╭─ Текст для чтения

Так вот, если абстрагироваться от блестящей мишуры и заострить внимание на академических решениях внутренних социокультурных проблем, то перед нашим взором предстанет замечательно отлаженный и действенный механизм. Американские академики -- часть этого механизма.

Возможно, академикам приходится наступать на горло собственной песне. В их числе, между прочим, не только именитые авторы, крепкие профессионалы-подмастерья и прочие славные представители творческих профессий, но и торговцы фильмами, финансисты и чиновники от кино. Но все они без исключения готовы поступиться своими собственными вкусами, предпочтениями и симпатиями во имя традиции, сформулированной предельно ясно в момент рождения "Оскара". Действуют холодный разум и голый расчет. Но, повторюсь, расчет, имеющий отнюдь не денежный эквивалент, а целиком ему противоположный, служащий благородной цели поддержать авторитет национального кино, его жизнестойкость.

╰─
╭─ Строки данных

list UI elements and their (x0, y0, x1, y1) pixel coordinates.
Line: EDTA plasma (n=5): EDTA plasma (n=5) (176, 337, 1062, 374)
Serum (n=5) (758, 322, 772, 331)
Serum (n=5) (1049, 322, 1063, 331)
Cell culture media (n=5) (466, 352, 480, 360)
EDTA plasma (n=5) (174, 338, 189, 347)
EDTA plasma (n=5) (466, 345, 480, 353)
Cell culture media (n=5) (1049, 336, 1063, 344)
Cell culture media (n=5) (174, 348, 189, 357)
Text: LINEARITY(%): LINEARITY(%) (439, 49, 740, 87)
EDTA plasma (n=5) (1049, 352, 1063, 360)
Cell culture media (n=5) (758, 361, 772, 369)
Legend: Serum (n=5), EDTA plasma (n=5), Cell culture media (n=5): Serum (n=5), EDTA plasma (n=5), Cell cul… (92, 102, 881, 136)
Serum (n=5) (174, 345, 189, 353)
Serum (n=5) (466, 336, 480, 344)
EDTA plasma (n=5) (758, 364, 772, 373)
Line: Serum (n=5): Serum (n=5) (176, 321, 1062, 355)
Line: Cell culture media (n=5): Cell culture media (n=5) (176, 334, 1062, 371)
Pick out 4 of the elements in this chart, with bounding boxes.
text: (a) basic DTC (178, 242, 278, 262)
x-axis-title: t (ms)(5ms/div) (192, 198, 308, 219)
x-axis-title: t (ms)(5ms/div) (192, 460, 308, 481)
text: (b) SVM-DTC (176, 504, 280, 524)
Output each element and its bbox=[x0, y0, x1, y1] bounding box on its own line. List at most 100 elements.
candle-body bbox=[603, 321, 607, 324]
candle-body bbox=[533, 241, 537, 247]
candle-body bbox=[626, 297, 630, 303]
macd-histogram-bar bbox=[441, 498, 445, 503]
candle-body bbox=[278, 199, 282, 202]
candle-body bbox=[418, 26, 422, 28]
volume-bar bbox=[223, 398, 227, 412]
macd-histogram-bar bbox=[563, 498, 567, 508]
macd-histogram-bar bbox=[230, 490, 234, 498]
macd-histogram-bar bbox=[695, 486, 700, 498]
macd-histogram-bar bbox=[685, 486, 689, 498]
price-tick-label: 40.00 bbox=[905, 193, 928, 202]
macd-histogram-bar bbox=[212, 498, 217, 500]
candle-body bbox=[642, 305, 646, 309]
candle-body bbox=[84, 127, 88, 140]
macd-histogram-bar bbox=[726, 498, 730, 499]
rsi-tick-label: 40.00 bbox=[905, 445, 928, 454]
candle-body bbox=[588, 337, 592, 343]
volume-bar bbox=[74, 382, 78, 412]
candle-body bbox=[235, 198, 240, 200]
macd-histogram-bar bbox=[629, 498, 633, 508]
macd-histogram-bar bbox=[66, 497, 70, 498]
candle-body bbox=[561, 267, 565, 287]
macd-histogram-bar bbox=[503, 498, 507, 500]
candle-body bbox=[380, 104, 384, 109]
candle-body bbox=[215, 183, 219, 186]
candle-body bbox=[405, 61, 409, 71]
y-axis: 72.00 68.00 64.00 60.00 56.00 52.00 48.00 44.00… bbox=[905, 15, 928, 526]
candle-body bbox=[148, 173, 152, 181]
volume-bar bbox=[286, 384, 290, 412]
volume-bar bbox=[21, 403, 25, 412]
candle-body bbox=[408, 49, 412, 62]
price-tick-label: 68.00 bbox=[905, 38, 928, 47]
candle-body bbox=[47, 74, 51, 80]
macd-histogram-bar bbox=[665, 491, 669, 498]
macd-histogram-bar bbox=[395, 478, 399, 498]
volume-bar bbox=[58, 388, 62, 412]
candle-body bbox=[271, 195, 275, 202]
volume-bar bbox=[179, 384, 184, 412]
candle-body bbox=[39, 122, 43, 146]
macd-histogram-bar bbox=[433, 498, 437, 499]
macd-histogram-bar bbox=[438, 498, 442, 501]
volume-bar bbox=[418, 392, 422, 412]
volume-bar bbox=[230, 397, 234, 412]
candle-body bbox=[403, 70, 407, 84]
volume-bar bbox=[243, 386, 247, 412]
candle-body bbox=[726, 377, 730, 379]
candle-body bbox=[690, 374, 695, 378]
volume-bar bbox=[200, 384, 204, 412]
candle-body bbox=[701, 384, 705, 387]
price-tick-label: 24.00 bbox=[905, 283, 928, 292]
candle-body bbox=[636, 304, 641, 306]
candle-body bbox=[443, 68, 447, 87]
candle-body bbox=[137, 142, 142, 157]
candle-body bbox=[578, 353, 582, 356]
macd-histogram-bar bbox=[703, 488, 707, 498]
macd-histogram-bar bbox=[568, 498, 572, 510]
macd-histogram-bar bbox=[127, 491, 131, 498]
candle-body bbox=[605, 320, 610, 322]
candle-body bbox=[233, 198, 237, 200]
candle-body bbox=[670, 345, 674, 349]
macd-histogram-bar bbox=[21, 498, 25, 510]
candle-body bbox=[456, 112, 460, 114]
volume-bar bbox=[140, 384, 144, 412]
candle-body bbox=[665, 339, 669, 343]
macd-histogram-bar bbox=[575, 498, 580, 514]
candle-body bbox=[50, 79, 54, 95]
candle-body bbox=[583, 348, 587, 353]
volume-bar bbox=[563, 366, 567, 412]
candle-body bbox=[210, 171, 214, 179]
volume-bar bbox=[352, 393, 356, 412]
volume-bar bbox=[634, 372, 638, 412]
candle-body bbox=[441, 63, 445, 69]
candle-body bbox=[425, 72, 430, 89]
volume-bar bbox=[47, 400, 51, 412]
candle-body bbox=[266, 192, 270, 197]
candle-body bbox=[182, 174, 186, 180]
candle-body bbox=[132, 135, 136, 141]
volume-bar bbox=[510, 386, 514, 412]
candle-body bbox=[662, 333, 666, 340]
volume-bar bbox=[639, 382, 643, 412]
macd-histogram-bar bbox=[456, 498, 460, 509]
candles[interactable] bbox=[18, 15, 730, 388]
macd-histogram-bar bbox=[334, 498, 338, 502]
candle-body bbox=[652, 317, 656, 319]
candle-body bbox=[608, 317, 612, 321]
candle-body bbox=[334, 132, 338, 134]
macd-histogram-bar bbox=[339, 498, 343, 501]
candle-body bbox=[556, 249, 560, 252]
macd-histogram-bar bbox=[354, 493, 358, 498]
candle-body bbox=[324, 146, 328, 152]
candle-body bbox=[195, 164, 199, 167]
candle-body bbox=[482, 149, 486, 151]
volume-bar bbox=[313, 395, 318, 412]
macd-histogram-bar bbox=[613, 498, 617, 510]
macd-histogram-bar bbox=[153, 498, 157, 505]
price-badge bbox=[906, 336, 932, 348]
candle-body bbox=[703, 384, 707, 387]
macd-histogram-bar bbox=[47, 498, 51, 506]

╰─

_Задание 1:_
Выведите без изменений фрагмент текста об американских академиках от «Так вот, если» до «часть этого механизма.».
_Задание 2:_
Кто, согласно тексту об американских академиках, входит в их число помимо представителей творческих профессий?
Отвечайте, опираясь только на текст.

_Полный ответ 1:_
Так вот, если абстрагироваться от блестящей мишуры и заострить внимание на академических решениях внутренних социокультурных проблем, то перед нашим взором предстанет замечательно отлаженный и действенный механизм. Американские академики -- часть этого механизма.

_Полный ответ 2:_
Торговцы фильмами, финансисты и чиновники от кино.